What the exercise asks —
The expected output is each line below containing "more", copied in full.

Dataset entries for page text
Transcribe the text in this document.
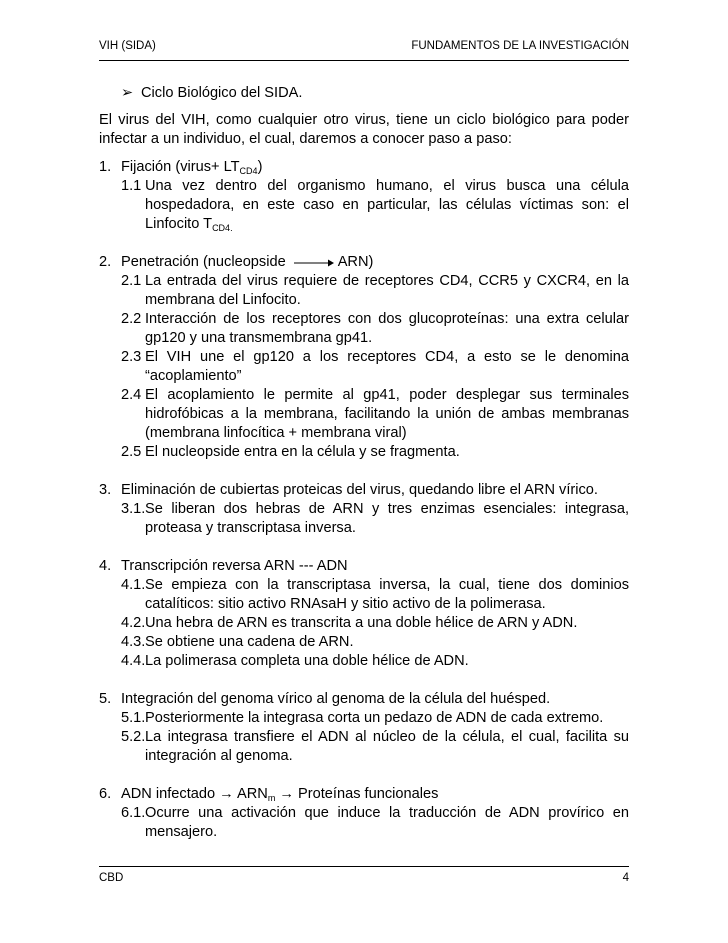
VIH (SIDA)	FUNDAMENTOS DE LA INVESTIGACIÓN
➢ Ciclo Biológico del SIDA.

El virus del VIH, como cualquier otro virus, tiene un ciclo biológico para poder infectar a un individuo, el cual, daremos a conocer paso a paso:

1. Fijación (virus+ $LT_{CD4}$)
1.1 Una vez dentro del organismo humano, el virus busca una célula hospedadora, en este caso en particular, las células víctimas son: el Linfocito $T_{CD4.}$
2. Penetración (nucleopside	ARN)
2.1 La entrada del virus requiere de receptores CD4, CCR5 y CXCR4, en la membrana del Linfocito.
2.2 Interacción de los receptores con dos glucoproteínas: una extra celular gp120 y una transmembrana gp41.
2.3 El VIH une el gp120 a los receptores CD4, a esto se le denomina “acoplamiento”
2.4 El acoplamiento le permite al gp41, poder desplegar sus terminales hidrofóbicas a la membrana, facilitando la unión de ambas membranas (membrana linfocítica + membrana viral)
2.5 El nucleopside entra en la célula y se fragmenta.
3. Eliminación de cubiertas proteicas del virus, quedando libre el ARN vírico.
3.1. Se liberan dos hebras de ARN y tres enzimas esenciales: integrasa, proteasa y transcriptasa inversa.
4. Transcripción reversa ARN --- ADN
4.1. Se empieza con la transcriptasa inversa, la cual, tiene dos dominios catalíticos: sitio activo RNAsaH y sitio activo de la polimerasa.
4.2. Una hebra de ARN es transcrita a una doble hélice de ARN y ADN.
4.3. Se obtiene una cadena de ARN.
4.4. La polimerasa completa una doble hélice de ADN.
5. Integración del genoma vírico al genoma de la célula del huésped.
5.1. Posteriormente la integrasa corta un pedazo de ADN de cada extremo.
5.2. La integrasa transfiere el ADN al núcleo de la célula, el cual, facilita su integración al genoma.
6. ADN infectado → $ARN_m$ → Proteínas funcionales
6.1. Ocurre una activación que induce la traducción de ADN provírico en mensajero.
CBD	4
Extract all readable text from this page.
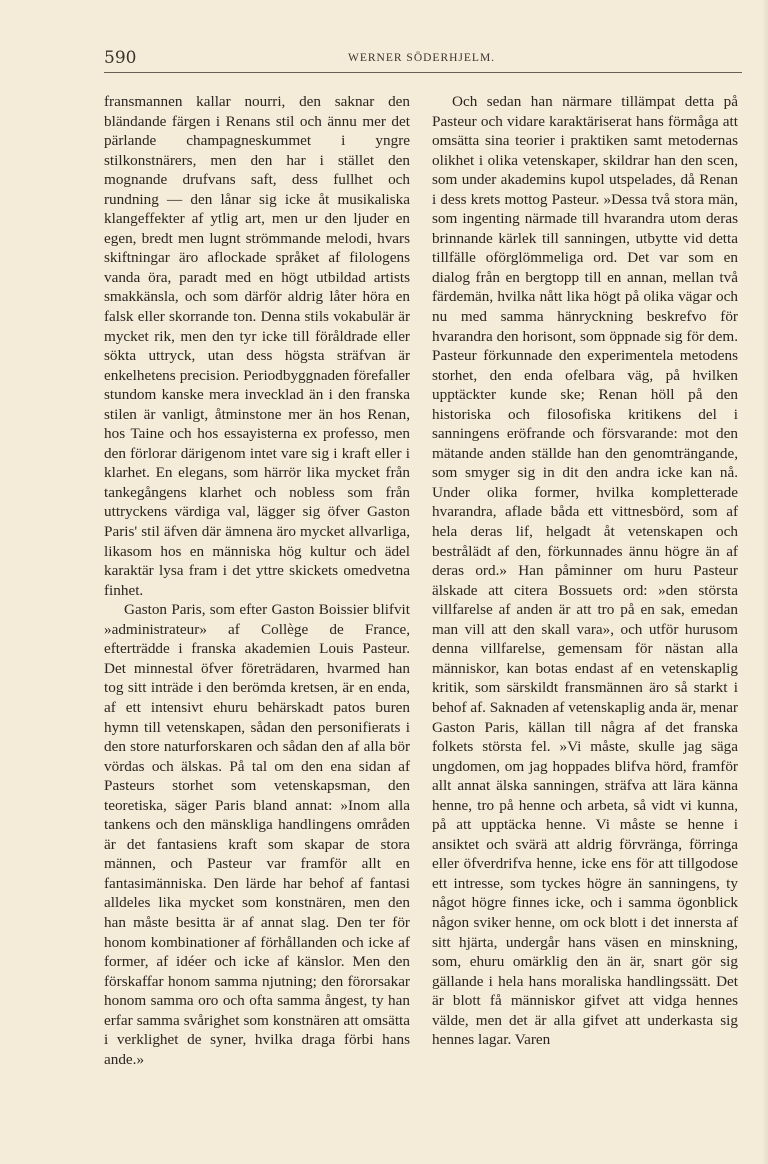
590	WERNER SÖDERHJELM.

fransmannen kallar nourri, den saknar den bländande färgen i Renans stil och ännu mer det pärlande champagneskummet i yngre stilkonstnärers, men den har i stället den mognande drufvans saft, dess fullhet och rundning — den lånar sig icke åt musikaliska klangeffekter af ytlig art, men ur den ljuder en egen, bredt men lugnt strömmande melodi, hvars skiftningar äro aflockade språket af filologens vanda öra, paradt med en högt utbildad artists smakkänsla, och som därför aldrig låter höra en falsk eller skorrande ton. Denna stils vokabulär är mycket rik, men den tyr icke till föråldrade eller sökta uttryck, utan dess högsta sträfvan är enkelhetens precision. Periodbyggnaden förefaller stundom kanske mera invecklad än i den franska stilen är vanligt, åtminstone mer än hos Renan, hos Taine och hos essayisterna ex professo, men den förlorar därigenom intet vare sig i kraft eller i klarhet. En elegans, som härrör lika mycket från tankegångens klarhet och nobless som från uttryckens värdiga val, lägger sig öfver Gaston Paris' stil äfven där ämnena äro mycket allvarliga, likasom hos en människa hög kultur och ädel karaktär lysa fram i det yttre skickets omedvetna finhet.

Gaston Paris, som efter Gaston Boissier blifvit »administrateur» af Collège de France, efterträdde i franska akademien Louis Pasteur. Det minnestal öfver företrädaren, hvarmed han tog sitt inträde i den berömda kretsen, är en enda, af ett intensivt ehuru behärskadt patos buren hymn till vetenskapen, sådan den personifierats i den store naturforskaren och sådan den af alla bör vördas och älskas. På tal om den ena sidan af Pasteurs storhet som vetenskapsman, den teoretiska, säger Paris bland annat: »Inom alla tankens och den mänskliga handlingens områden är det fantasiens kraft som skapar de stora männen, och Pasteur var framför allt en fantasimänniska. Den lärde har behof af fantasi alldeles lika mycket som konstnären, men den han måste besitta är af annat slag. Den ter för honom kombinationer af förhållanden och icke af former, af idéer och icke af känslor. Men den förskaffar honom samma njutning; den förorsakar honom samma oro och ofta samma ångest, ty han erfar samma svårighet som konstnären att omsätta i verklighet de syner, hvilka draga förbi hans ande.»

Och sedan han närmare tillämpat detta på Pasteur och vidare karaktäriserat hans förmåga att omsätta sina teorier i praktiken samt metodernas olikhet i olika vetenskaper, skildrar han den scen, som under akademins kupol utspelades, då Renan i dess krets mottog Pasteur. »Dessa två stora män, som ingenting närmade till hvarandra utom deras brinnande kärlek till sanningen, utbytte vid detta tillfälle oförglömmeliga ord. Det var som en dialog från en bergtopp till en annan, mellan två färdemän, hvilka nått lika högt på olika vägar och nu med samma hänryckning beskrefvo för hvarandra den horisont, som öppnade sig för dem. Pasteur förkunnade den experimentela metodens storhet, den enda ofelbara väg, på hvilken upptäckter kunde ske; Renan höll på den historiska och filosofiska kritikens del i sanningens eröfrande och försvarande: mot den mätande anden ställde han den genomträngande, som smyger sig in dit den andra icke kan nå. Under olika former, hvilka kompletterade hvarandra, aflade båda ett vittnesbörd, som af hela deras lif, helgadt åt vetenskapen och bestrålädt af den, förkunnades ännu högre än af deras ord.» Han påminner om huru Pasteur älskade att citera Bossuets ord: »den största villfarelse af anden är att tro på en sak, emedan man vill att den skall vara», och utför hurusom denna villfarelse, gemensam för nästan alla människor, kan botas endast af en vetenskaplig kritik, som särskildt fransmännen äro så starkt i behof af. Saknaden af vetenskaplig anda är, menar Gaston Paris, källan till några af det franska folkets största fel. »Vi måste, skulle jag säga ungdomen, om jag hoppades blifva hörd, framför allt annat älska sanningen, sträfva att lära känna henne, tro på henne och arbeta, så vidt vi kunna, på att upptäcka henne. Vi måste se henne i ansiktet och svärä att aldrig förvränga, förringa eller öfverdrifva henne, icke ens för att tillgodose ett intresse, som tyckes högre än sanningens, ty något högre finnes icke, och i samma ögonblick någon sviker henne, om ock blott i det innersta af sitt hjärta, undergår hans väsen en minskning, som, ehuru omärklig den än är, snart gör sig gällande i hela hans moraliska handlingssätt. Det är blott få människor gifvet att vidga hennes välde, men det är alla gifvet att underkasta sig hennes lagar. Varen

...

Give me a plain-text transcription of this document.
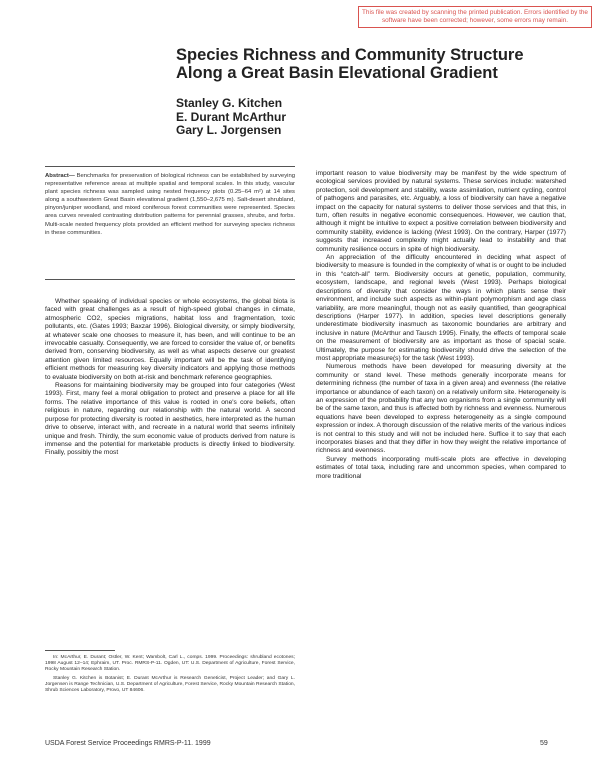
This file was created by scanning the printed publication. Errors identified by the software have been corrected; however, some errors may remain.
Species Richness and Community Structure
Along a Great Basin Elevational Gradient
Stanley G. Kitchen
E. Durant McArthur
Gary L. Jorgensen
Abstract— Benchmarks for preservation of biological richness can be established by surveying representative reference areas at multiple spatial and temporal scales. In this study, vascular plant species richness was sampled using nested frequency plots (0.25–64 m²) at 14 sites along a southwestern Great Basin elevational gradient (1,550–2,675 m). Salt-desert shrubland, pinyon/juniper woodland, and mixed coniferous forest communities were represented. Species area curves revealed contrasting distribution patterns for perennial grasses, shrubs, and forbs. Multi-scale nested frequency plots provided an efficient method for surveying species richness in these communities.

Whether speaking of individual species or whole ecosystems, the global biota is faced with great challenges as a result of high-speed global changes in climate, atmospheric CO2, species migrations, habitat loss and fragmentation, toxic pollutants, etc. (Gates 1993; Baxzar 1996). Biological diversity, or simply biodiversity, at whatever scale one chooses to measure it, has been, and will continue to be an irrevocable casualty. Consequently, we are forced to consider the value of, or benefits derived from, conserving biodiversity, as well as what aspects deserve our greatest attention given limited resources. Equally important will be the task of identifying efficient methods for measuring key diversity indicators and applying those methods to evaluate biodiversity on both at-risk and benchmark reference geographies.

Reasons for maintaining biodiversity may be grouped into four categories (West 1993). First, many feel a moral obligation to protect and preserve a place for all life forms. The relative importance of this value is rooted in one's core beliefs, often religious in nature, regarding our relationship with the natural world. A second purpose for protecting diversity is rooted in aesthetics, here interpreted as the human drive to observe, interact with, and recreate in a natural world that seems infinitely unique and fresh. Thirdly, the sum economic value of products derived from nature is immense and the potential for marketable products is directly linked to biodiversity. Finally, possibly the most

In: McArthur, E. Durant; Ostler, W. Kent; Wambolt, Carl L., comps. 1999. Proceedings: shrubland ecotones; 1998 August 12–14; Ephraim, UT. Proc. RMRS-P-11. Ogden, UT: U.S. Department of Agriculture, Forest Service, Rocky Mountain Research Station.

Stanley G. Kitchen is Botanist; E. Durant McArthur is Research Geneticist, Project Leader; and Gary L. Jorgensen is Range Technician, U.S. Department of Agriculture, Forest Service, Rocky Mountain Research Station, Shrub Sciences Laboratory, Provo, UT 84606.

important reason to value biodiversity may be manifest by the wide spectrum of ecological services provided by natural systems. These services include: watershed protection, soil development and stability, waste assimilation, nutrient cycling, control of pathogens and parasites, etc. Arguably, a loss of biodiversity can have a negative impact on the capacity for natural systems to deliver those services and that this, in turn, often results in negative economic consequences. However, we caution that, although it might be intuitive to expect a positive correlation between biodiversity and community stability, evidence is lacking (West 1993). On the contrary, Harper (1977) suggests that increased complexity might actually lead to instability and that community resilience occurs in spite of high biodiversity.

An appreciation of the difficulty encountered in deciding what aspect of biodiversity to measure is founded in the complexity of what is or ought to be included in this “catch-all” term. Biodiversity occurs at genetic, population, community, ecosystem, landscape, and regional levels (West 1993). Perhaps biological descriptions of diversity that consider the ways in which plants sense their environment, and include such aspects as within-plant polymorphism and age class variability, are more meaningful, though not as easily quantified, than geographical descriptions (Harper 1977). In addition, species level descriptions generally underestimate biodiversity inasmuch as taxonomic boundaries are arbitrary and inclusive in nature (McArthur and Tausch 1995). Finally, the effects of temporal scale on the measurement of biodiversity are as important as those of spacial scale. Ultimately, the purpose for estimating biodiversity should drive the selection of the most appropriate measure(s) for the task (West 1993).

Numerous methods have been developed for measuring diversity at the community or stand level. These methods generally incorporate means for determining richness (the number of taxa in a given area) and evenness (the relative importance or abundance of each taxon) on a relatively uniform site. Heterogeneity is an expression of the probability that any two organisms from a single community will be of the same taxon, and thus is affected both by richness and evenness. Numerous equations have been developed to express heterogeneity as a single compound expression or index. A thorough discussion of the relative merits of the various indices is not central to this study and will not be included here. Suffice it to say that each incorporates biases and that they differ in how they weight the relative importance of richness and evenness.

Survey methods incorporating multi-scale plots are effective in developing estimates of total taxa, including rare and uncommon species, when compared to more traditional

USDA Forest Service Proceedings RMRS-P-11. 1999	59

...

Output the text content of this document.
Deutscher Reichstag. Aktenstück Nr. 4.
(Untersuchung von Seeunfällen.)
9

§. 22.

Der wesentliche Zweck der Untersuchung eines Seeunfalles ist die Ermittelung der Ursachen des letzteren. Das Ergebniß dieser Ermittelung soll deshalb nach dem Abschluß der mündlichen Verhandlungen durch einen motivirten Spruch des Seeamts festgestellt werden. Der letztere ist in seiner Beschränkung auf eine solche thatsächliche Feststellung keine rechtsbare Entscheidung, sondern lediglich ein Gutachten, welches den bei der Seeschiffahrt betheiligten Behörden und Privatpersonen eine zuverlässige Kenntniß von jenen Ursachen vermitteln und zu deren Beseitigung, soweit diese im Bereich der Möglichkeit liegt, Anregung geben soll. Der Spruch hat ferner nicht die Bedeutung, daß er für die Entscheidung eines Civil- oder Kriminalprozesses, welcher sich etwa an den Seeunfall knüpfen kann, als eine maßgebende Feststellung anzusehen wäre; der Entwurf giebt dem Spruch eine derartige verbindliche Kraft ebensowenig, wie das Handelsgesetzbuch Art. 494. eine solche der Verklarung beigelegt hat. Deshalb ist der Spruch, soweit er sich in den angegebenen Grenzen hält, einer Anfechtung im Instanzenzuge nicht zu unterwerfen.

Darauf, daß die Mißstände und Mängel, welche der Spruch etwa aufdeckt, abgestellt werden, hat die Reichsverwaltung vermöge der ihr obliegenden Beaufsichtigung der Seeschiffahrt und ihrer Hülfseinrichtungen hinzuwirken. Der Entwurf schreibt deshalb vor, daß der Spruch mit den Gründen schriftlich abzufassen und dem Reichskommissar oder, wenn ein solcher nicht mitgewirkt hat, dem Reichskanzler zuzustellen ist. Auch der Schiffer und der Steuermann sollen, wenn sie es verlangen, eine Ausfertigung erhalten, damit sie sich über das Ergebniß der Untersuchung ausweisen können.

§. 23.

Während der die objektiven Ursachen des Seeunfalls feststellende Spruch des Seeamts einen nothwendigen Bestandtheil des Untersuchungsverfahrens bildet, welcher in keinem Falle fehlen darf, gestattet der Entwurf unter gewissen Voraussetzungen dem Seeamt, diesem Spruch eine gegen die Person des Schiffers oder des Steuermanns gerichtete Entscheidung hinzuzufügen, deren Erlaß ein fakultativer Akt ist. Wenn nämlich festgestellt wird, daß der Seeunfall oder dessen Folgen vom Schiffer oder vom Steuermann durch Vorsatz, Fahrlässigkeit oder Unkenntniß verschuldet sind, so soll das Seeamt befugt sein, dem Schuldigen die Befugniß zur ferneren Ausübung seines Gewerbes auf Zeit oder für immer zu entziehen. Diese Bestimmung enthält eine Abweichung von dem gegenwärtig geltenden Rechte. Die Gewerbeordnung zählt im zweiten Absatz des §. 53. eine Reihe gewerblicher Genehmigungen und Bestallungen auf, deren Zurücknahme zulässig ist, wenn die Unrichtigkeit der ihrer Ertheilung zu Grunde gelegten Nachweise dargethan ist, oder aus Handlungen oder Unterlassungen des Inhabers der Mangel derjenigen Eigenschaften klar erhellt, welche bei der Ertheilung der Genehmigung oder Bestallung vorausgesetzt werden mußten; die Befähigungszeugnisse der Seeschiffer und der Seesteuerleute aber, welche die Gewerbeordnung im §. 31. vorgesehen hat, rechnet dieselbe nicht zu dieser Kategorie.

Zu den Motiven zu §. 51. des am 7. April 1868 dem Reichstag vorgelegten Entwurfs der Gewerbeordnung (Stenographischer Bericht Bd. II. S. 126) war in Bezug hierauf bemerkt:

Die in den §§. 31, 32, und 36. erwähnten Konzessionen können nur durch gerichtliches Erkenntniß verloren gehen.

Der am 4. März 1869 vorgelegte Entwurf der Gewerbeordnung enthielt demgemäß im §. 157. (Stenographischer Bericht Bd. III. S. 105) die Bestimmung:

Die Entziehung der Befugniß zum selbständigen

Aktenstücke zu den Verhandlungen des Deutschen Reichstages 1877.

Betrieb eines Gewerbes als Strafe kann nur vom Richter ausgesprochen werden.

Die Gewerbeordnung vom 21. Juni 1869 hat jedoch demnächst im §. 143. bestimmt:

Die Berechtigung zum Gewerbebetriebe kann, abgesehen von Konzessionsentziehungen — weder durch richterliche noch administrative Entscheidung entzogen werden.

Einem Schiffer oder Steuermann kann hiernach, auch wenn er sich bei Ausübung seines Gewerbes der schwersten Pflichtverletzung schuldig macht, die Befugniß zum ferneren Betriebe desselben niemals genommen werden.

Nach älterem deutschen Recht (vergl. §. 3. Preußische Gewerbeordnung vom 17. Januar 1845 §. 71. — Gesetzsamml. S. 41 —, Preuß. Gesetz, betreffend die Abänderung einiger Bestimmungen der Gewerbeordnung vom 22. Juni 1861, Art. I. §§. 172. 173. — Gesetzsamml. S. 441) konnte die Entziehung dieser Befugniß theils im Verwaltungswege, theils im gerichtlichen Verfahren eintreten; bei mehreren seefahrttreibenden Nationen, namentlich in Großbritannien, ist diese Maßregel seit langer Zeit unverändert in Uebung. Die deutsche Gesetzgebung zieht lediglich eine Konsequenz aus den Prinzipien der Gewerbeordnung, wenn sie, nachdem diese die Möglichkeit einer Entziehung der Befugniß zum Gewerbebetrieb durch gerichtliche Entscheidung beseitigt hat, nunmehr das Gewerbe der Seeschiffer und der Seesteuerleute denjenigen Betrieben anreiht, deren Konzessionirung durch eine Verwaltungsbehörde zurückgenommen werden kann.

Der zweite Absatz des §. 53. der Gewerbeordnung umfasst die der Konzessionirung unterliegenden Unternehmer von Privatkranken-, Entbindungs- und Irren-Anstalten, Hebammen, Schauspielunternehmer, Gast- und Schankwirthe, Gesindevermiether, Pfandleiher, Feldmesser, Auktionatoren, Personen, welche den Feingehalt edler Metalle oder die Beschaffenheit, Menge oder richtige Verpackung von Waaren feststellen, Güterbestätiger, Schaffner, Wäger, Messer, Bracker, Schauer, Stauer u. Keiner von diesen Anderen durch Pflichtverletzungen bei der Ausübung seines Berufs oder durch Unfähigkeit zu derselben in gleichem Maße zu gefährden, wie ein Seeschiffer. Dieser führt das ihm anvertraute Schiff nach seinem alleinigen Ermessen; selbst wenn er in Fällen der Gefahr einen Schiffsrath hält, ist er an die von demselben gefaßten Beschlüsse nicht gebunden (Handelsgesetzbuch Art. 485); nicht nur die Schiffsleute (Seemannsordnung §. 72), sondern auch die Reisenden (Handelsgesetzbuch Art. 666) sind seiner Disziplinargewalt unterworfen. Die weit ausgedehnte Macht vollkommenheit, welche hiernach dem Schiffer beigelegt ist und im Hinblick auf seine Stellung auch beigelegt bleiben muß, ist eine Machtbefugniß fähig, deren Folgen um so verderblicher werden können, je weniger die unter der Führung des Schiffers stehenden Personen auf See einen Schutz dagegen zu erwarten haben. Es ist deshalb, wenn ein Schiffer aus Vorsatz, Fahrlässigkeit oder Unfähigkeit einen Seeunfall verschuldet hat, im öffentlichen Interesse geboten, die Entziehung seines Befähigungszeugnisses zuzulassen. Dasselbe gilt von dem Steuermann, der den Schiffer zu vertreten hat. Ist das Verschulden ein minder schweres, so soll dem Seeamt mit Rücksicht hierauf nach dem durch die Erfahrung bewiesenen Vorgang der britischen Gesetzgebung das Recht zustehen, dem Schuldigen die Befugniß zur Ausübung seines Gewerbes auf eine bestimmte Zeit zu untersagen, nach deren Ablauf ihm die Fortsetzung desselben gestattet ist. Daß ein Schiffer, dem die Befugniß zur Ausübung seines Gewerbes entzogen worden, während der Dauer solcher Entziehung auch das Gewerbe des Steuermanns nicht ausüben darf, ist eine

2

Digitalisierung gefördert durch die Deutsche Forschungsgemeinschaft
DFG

Answer space —
An appreciation of the difficulty encountered in deciding what aspect of biodiversity to measure is founded in the complexity of what is or ought to be included in this “catch-all” term. Biodiversity occurs at genetic, population, community, ecosystem, landscape, and regional levels (West 1993). Perhaps biological descriptions of diversity that consider the ways in which plants sense their environment, and include such aspects as within-plant polymorphism and age class variability, are more meaningful, though not as easily quantified, than geographical descriptions (Harper 1977). In addition, species level descriptions generally underestimate biodiversity inasmuch as taxonomic boundaries are arbitrary and inclusive in nature (McArthur and Tausch 1995). Finally, the effects of temporal scale on the measurement of biodiversity are as important as those of spacial scale. Ultimately, the purpose for estimating biodiversity should drive the selection of the most appropriate measure(s) for the task (West 1993).
Survey methods incorporating multi-scale plots are effective in developing estimates of total taxa, including rare and uncommon species, when compared to more traditional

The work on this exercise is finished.